__What needs to be done__. Count the lines in the entries below that contain the string "ylabel", and reply with the number alone.

__Given information__.
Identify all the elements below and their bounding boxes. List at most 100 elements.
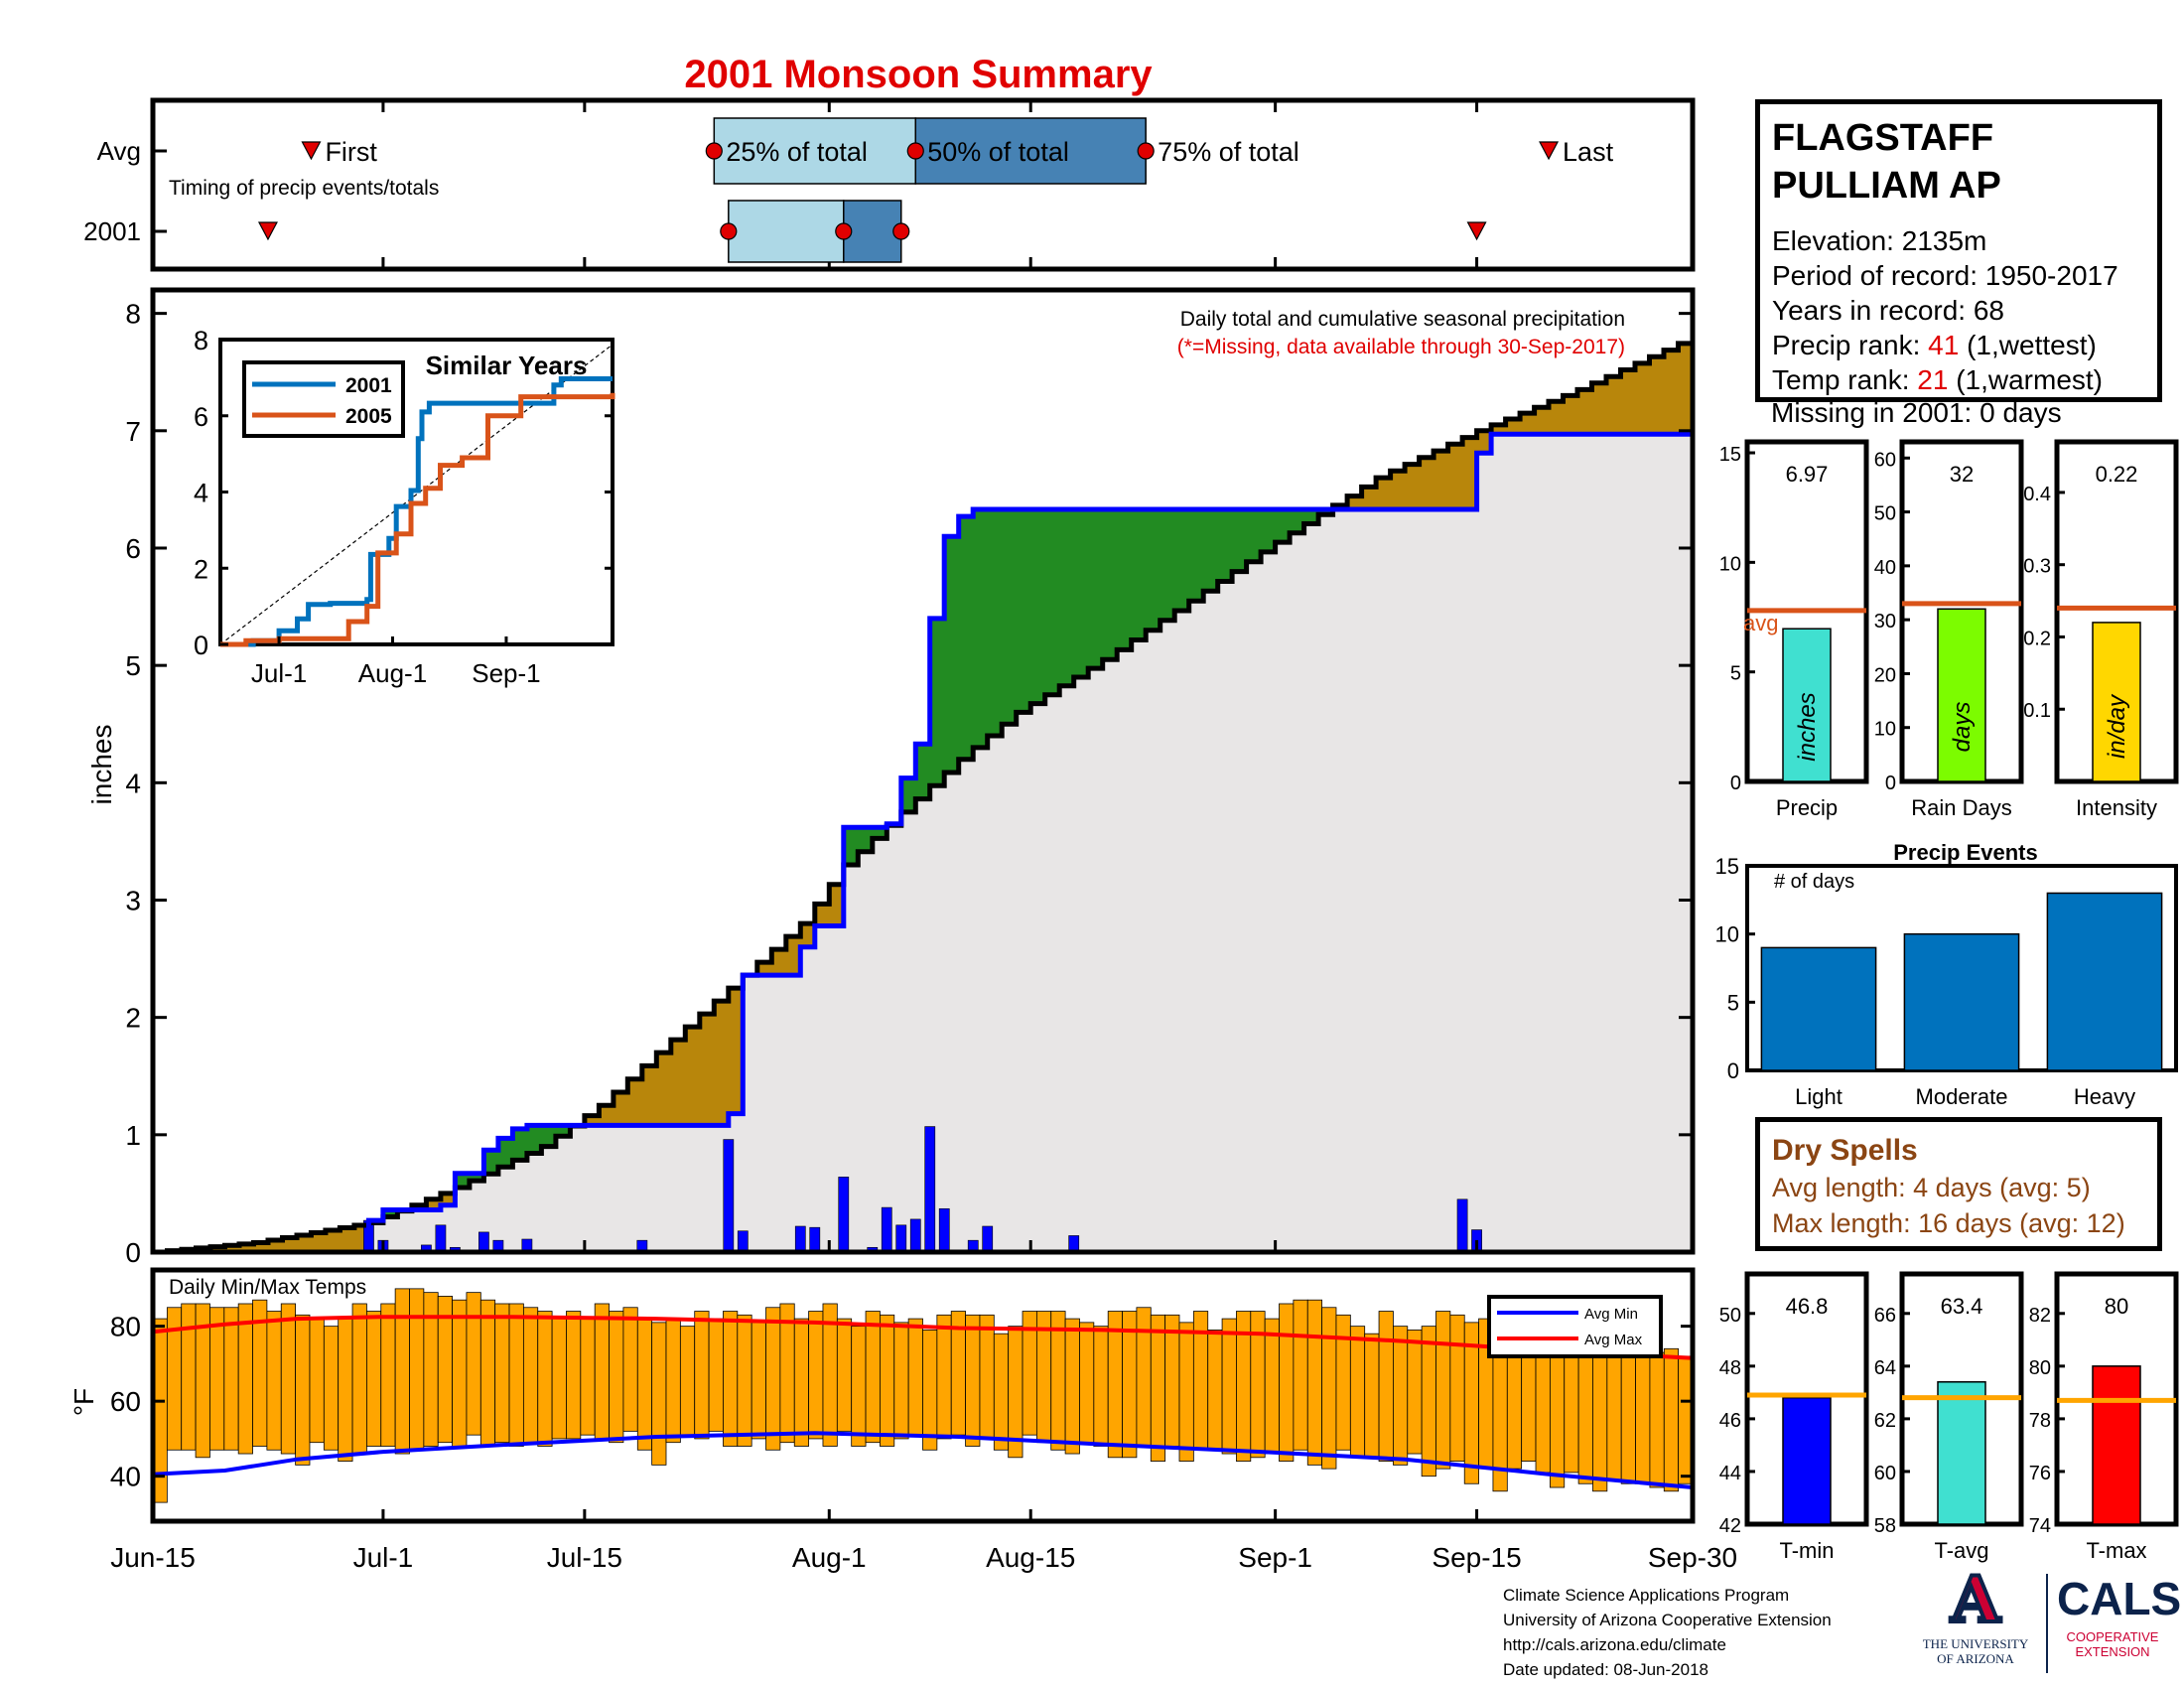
footer-line3: http://cals.arizona.edu/climate [1503,1635,1726,1654]
daily-temp-bar [1136,1307,1152,1447]
footer-line2: University of Arizona Cooperative Extens… [1503,1611,1832,1629]
similar-years-inset: 0 2 4 6 8 Jul-1 Aug-1 Sep-1 2001 2005 [194,326,615,688]
university-of-arizona-logo: A THE UNIVERSITY OF ARIZONA [1916,1563,2035,1667]
daily-temp-bar [452,1299,468,1447]
daily-precip-bar [737,1230,749,1253]
station-name-line2: PULLIAM AP [1772,165,2001,207]
daily-temp-bar [708,1318,724,1432]
daily-temp-bar [880,1314,895,1447]
timing-q50-marker [906,142,924,160]
timing-q25-label: 25% of total [726,137,868,167]
daily-temp-bar [1293,1299,1308,1451]
precip-rank-suffix: (1,wettest) [1959,330,2097,360]
cals-logo: CALS COOPERATIVE EXTENSION [2057,1574,2181,1659]
ua-line1: THE UNIVERSITY [1922,1636,2029,1651]
summary-y-tick-label: 0.1 [2023,700,2051,722]
daily-temp-bar [1378,1311,1394,1462]
temps-frame [150,1267,1696,1524]
daily-temp-bar [651,1322,667,1466]
summary-bar-Precip [1782,628,1832,782]
temps-y-tick-label: 40 [110,1462,141,1492]
temp-rank-value: 21 [1917,364,1949,395]
daily-temp-bar [1335,1314,1351,1451]
daily-temp-bar [723,1311,739,1447]
daily-temp-bar [936,1314,952,1440]
summary-y-tick-label: 48 [1719,1357,1741,1379]
summary-y-tick-label: 40 [1874,557,1896,579]
temps-y-tick-label: 80 [110,1312,141,1342]
summary-y-tick-label: 30 [1874,611,1896,633]
precip-grey-clip-group [153,434,1693,1252]
footer-line4: Date updated: 08-Jun-2018 [1503,1660,1708,1679]
daily-temp-bar [1093,1326,1109,1447]
daily-temp-bar [893,1322,909,1440]
events-category-label: Light [1795,1084,1843,1109]
daily-temp-bar [1649,1351,1665,1488]
daily-temp-bar [765,1307,781,1451]
precip-ylabel: inches [86,725,117,805]
summary-unit-Intensity: in/day [2104,693,2130,759]
precip-y-tick-label: 7 [125,416,141,447]
avg-cumulative-line [153,337,1696,1255]
daily-temp-bar [1364,1333,1380,1459]
temperature-panel: 40 60 80 Jun-15 Jul-1 Jul-15 Aug-1 Aug-15 Sep-1 S… [110,1267,1737,1573]
timing-panel: Avg 2001 First Last 25% of total 50% of total… [83,97,1696,272]
daily-temp-bar [1449,1314,1465,1462]
daily-temp-bar [209,1307,225,1451]
timing-q75-marker [1137,142,1155,160]
summary-y-tick-label: 46 [1719,1410,1741,1432]
summary-category-label-T-min: T-min [1780,1538,1835,1563]
daily-temp-bar [508,1303,524,1447]
precip-y-tick-label: 0 [125,1237,141,1268]
daily-precip-bar [794,1225,806,1253]
daily-precip-bar [938,1207,950,1253]
summary-y-tick-label: 0.3 [2023,556,2051,578]
precip-background-area [153,434,1693,1252]
temps-y-tick-label: 60 [110,1386,141,1417]
temp-summary-panels: 46.8 42 44 46 48 50 T-min 63.4 58 60 62 64 66 T-avg 80… [1719,1271,2179,1563]
daily-temp-bar [636,1318,653,1451]
dry-spells-max: Max length: 16 days (avg: 12) [1772,1208,2125,1238]
timing-first-label: First [325,137,377,167]
similar-y-tick-label: 6 [194,402,208,432]
similar-y-tick-label: 4 [194,479,208,508]
timing-first-marker [257,221,278,241]
summary-y-tick-label: 0.4 [2023,484,2051,505]
summary-category-label-Intensity: Intensity [2076,795,2157,820]
summary-category-label-T-max: T-max [2086,1538,2146,1563]
precip-y-tick-label: 8 [125,299,141,330]
summary-value-T-max: 80 [2105,1294,2128,1319]
ua-block-letter: A [1949,1563,2002,1637]
summary-y-tick-label: 0.2 [2023,628,2051,649]
timing-row-label: 2001 [83,216,141,246]
daily-temp-bar [580,1318,596,1436]
precip-y-tick-label: 5 [125,650,141,681]
summary-bar-T-max [2092,1365,2141,1525]
summary-y-tick-label: 50 [1874,503,1896,525]
daily-precip-bar [809,1226,821,1253]
ua-line2: OF ARIZONA [1937,1651,2014,1666]
temps-ylabel: °F [68,1388,99,1416]
daily-temp-bar [1264,1318,1280,1455]
precip-rank-label: Precip rank: [1772,330,1929,360]
summary-y-tick-label: 66 [1874,1305,1896,1327]
daily-precip-bar [895,1224,907,1253]
timing-q50-label: 50% of total [927,137,1069,167]
summary-y-tick-label: 50 [1719,1305,1741,1327]
timing-last-marker [1466,221,1487,241]
daily-temp-bar [323,1326,340,1451]
summary-category-label-T-avg: T-avg [1934,1538,1988,1563]
daily-temp-bar [922,1330,938,1451]
summary-y-tick-label: 78 [2029,1410,2051,1432]
summary-y-tick-label: 42 [1719,1515,1741,1537]
timing-q25-q50-bar [728,200,845,263]
summary-y-tick-label: 5 [1730,663,1741,685]
station-info-box: FLAGSTAFF PULLIAM AP Elevation: 2135m Pe… [1755,99,2162,402]
daily-temp-bar [865,1311,881,1444]
summary-category-label-Rain Days: Rain Days [1911,795,2011,820]
similar-legend-label-2005: 2005 [345,405,392,428]
timing-row-label: Avg [97,136,141,166]
timing-q75-marker [892,222,910,240]
similar-y-tick-label: 2 [194,554,208,584]
temps-legend-box [1487,1295,1663,1358]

__Final answer__. 2